DIRECTION -> How many lines in this data contain the string "code"? Reply with the number only.

Extracted records ->
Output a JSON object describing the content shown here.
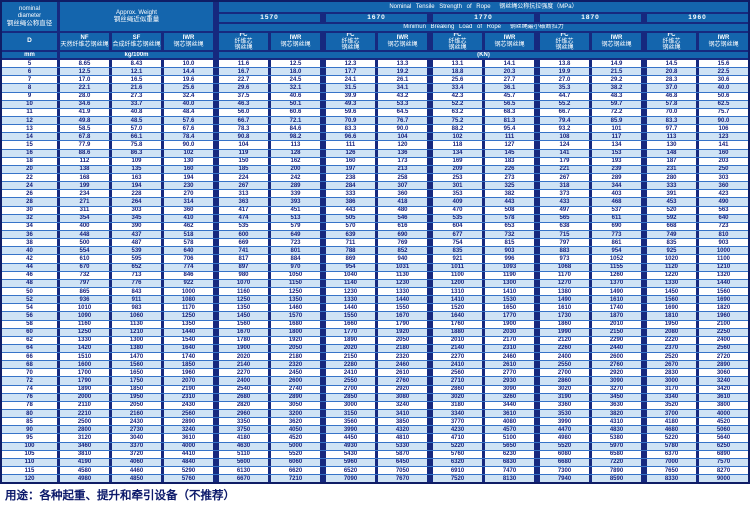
{
  "table": {
    "header": {
      "nominal_diameter_en": "nominal diameter",
      "nominal_diameter_zh": "钢丝绳公称直径",
      "diameter_symbol": "D",
      "diameter_unit": "mm",
      "approx_weight_en": "Approx. Weight",
      "approx_weight_zh": "钢丝绳近似重量",
      "weight_unit": "kg/100m",
      "weight_cols": [
        {
          "code": "NF",
          "zh": "天然纤维芯钢丝绳"
        },
        {
          "code": "SF",
          "zh": "合成纤维芯钢丝绳"
        },
        {
          "code": "IWR",
          "zh": "钢芯钢丝绳"
        }
      ],
      "tensile_title_en": "Nominal Tensile Strength of Rope",
      "tensile_title_zh": "钢丝绳公称抗拉强度（MPa）",
      "strengths": [
        "1570",
        "1670",
        "1770",
        "1870",
        "1960"
      ],
      "breaking_title_en": "Minimun Breaking Load of Rope",
      "breaking_title_zh": "钢丝绳最小破断拉力",
      "strength_cols": [
        {
          "code": "FC",
          "lines": [
            "纤维芯",
            "钢丝绳"
          ]
        },
        {
          "code": "IWR",
          "lines": [
            "钢芯钢丝绳"
          ]
        }
      ],
      "load_unit": "(KN)"
    },
    "rows": [
      [
        "5",
        "8.65",
        "8.43",
        "10.0",
        "11.6",
        "12.5",
        "12.3",
        "13.3",
        "13.1",
        "14.1",
        "13.8",
        "14.9",
        "14.5",
        "15.6"
      ],
      [
        "6",
        "12.5",
        "12.1",
        "14.4",
        "16.7",
        "18.0",
        "17.7",
        "19.2",
        "18.8",
        "20.3",
        "19.9",
        "21.5",
        "20.8",
        "22.5"
      ],
      [
        "7",
        "17.0",
        "16.5",
        "19.6",
        "22.7",
        "24.5",
        "24.1",
        "26.1",
        "25.6",
        "27.7",
        "27.0",
        "29.2",
        "28.3",
        "30.6"
      ],
      [
        "8",
        "22.1",
        "21.6",
        "25.6",
        "29.6",
        "32.1",
        "31.5",
        "34.1",
        "33.4",
        "36.1",
        "35.3",
        "38.2",
        "37.0",
        "40.0"
      ],
      [
        "9",
        "28.0",
        "27.3",
        "32.4",
        "37.5",
        "40.6",
        "39.9",
        "43.2",
        "42.3",
        "45.7",
        "44.7",
        "48.3",
        "46.8",
        "50.6"
      ],
      [
        "10",
        "34.6",
        "33.7",
        "40.0",
        "46.3",
        "50.1",
        "49.3",
        "53.3",
        "52.2",
        "56.5",
        "55.2",
        "59.7",
        "57.8",
        "62.5"
      ],
      [
        "11",
        "41.9",
        "40.8",
        "48.4",
        "56.0",
        "60.6",
        "59.6",
        "64.5",
        "63.2",
        "68.3",
        "66.7",
        "72.2",
        "70.0",
        "75.7"
      ],
      [
        "12",
        "49.8",
        "48.5",
        "57.6",
        "66.7",
        "72.1",
        "70.9",
        "76.7",
        "75.2",
        "81.3",
        "79.4",
        "85.9",
        "83.3",
        "90.0"
      ],
      [
        "13",
        "58.5",
        "57.0",
        "67.6",
        "78.3",
        "84.6",
        "83.3",
        "90.0",
        "88.2",
        "95.4",
        "93.2",
        "101",
        "97.7",
        "106"
      ],
      [
        "14",
        "67.8",
        "66.1",
        "78.4",
        "90.8",
        "98.2",
        "96.6",
        "104",
        "102",
        "111",
        "108",
        "117",
        "113",
        "123"
      ],
      [
        "15",
        "77.9",
        "75.8",
        "90.0",
        "104",
        "113",
        "111",
        "120",
        "118",
        "127",
        "124",
        "134",
        "130",
        "141"
      ],
      [
        "16",
        "88.6",
        "86.3",
        "102",
        "119",
        "128",
        "126",
        "136",
        "134",
        "145",
        "141",
        "153",
        "148",
        "160"
      ],
      [
        "18",
        "112",
        "109",
        "130",
        "150",
        "162",
        "160",
        "173",
        "169",
        "183",
        "179",
        "193",
        "187",
        "203"
      ],
      [
        "20",
        "138",
        "135",
        "160",
        "185",
        "200",
        "197",
        "213",
        "209",
        "226",
        "221",
        "239",
        "231",
        "250"
      ],
      [
        "22",
        "168",
        "163",
        "194",
        "224",
        "242",
        "238",
        "258",
        "253",
        "273",
        "267",
        "289",
        "280",
        "303"
      ],
      [
        "24",
        "199",
        "194",
        "230",
        "267",
        "289",
        "284",
        "307",
        "301",
        "325",
        "318",
        "344",
        "333",
        "360"
      ],
      [
        "26",
        "234",
        "228",
        "270",
        "313",
        "339",
        "333",
        "360",
        "353",
        "382",
        "373",
        "403",
        "391",
        "423"
      ],
      [
        "28",
        "271",
        "264",
        "314",
        "363",
        "393",
        "386",
        "418",
        "409",
        "443",
        "433",
        "468",
        "453",
        "490"
      ],
      [
        "30",
        "311",
        "303",
        "360",
        "417",
        "451",
        "443",
        "480",
        "470",
        "508",
        "497",
        "537",
        "520",
        "563"
      ],
      [
        "32",
        "354",
        "345",
        "410",
        "474",
        "513",
        "505",
        "546",
        "535",
        "578",
        "565",
        "611",
        "592",
        "640"
      ],
      [
        "34",
        "400",
        "390",
        "462",
        "535",
        "579",
        "570",
        "616",
        "604",
        "653",
        "638",
        "690",
        "668",
        "723"
      ],
      [
        "36",
        "448",
        "437",
        "518",
        "600",
        "649",
        "639",
        "690",
        "677",
        "732",
        "715",
        "773",
        "749",
        "810"
      ],
      [
        "38",
        "500",
        "487",
        "578",
        "669",
        "723",
        "711",
        "769",
        "754",
        "815",
        "797",
        "861",
        "835",
        "903"
      ],
      [
        "40",
        "554",
        "539",
        "640",
        "741",
        "801",
        "788",
        "852",
        "835",
        "903",
        "883",
        "954",
        "925",
        "1000"
      ],
      [
        "42",
        "610",
        "595",
        "706",
        "817",
        "884",
        "869",
        "940",
        "921",
        "996",
        "973",
        "1052",
        "1020",
        "1100"
      ],
      [
        "44",
        "670",
        "652",
        "774",
        "897",
        "970",
        "954",
        "1031",
        "1011",
        "1093",
        "1068",
        "1155",
        "1120",
        "1210"
      ],
      [
        "46",
        "732",
        "713",
        "846",
        "980",
        "1050",
        "1040",
        "1130",
        "1100",
        "1190",
        "1170",
        "1260",
        "1220",
        "1320"
      ],
      [
        "48",
        "797",
        "776",
        "922",
        "1070",
        "1150",
        "1140",
        "1230",
        "1200",
        "1300",
        "1270",
        "1370",
        "1330",
        "1440"
      ],
      [
        "50",
        "865",
        "843",
        "1000",
        "1160",
        "1250",
        "1230",
        "1330",
        "1310",
        "1410",
        "1380",
        "1490",
        "1450",
        "1560"
      ],
      [
        "52",
        "936",
        "911",
        "1080",
        "1250",
        "1350",
        "1330",
        "1440",
        "1410",
        "1530",
        "1490",
        "1610",
        "1560",
        "1690"
      ],
      [
        "54",
        "1010",
        "983",
        "1170",
        "1350",
        "1460",
        "1440",
        "1550",
        "1520",
        "1650",
        "1610",
        "1740",
        "1690",
        "1820"
      ],
      [
        "56",
        "1090",
        "1060",
        "1250",
        "1450",
        "1570",
        "1550",
        "1670",
        "1640",
        "1770",
        "1730",
        "1870",
        "1810",
        "1960"
      ],
      [
        "58",
        "1160",
        "1130",
        "1350",
        "1560",
        "1680",
        "1660",
        "1790",
        "1760",
        "1900",
        "1860",
        "2010",
        "1950",
        "2100"
      ],
      [
        "60",
        "1250",
        "1210",
        "1440",
        "1670",
        "1800",
        "1770",
        "1920",
        "1880",
        "2030",
        "1990",
        "2150",
        "2080",
        "2250"
      ],
      [
        "62",
        "1330",
        "1300",
        "1540",
        "1780",
        "1920",
        "1890",
        "2050",
        "2010",
        "2170",
        "2120",
        "2290",
        "2220",
        "2400"
      ],
      [
        "64",
        "1420",
        "1380",
        "1640",
        "1900",
        "2050",
        "2020",
        "2180",
        "2140",
        "2310",
        "2260",
        "2440",
        "2370",
        "2560"
      ],
      [
        "66",
        "1510",
        "1470",
        "1740",
        "2020",
        "2180",
        "2150",
        "2320",
        "2270",
        "2460",
        "2400",
        "2600",
        "2520",
        "2720"
      ],
      [
        "68",
        "1600",
        "1560",
        "1850",
        "2140",
        "2320",
        "2280",
        "2460",
        "2410",
        "2610",
        "2550",
        "2760",
        "2670",
        "2890"
      ],
      [
        "70",
        "1700",
        "1650",
        "1960",
        "2270",
        "2450",
        "2410",
        "2610",
        "2560",
        "2770",
        "2700",
        "2920",
        "2830",
        "3060"
      ],
      [
        "72",
        "1790",
        "1750",
        "2070",
        "2400",
        "2600",
        "2550",
        "2760",
        "2710",
        "2930",
        "2860",
        "3090",
        "3000",
        "3240"
      ],
      [
        "74",
        "1890",
        "1850",
        "2190",
        "2540",
        "2740",
        "2700",
        "2920",
        "2860",
        "3090",
        "3020",
        "3270",
        "3170",
        "3420"
      ],
      [
        "76",
        "2000",
        "1950",
        "2310",
        "2680",
        "2890",
        "2850",
        "3080",
        "3020",
        "3260",
        "3190",
        "3450",
        "3340",
        "3610"
      ],
      [
        "78",
        "2110",
        "2050",
        "2430",
        "2820",
        "3050",
        "3000",
        "3240",
        "3180",
        "3440",
        "3360",
        "3630",
        "3520",
        "3800"
      ],
      [
        "80",
        "2210",
        "2160",
        "2560",
        "2960",
        "3200",
        "3150",
        "3410",
        "3340",
        "3610",
        "3530",
        "3820",
        "3700",
        "4000"
      ],
      [
        "85",
        "2500",
        "2430",
        "2890",
        "3350",
        "3620",
        "3560",
        "3850",
        "3770",
        "4080",
        "3990",
        "4310",
        "4180",
        "4520"
      ],
      [
        "90",
        "2800",
        "2730",
        "3240",
        "3750",
        "4050",
        "3990",
        "4320",
        "4230",
        "4570",
        "4470",
        "4830",
        "4680",
        "5060"
      ],
      [
        "95",
        "3120",
        "3040",
        "3610",
        "4180",
        "4520",
        "4450",
        "4810",
        "4710",
        "5100",
        "4980",
        "5380",
        "5220",
        "5640"
      ],
      [
        "100",
        "3460",
        "3370",
        "4000",
        "4630",
        "5000",
        "4930",
        "5330",
        "5220",
        "5650",
        "5520",
        "5970",
        "5780",
        "6250"
      ],
      [
        "105",
        "3810",
        "3720",
        "4410",
        "5110",
        "5520",
        "5430",
        "5870",
        "5760",
        "6230",
        "6080",
        "6580",
        "6370",
        "6890"
      ],
      [
        "110",
        "4190",
        "4060",
        "4840",
        "5600",
        "6060",
        "5960",
        "6450",
        "6320",
        "6830",
        "6680",
        "7220",
        "7000",
        "7570"
      ],
      [
        "115",
        "4580",
        "4460",
        "5290",
        "6130",
        "6620",
        "6520",
        "7050",
        "6910",
        "7470",
        "7300",
        "7890",
        "7650",
        "8270"
      ],
      [
        "120",
        "4980",
        "4850",
        "5760",
        "6670",
        "7210",
        "7090",
        "7670",
        "7520",
        "8130",
        "7940",
        "8590",
        "8330",
        "9000"
      ]
    ]
  },
  "footer": {
    "note": "用途：各种起重、提升和牵引设备（不推荐）"
  },
  "colors": {
    "header_bg": "#1465ad",
    "grid_line": "#16297f",
    "row_alt": "#cfe3f5",
    "row_separator": "#3673c8",
    "value_text": "#141f7a",
    "header_text": "#ffffff",
    "note_text": "#0d1a6b",
    "page_bg": "#ffffff"
  }
}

ANSWER -> 5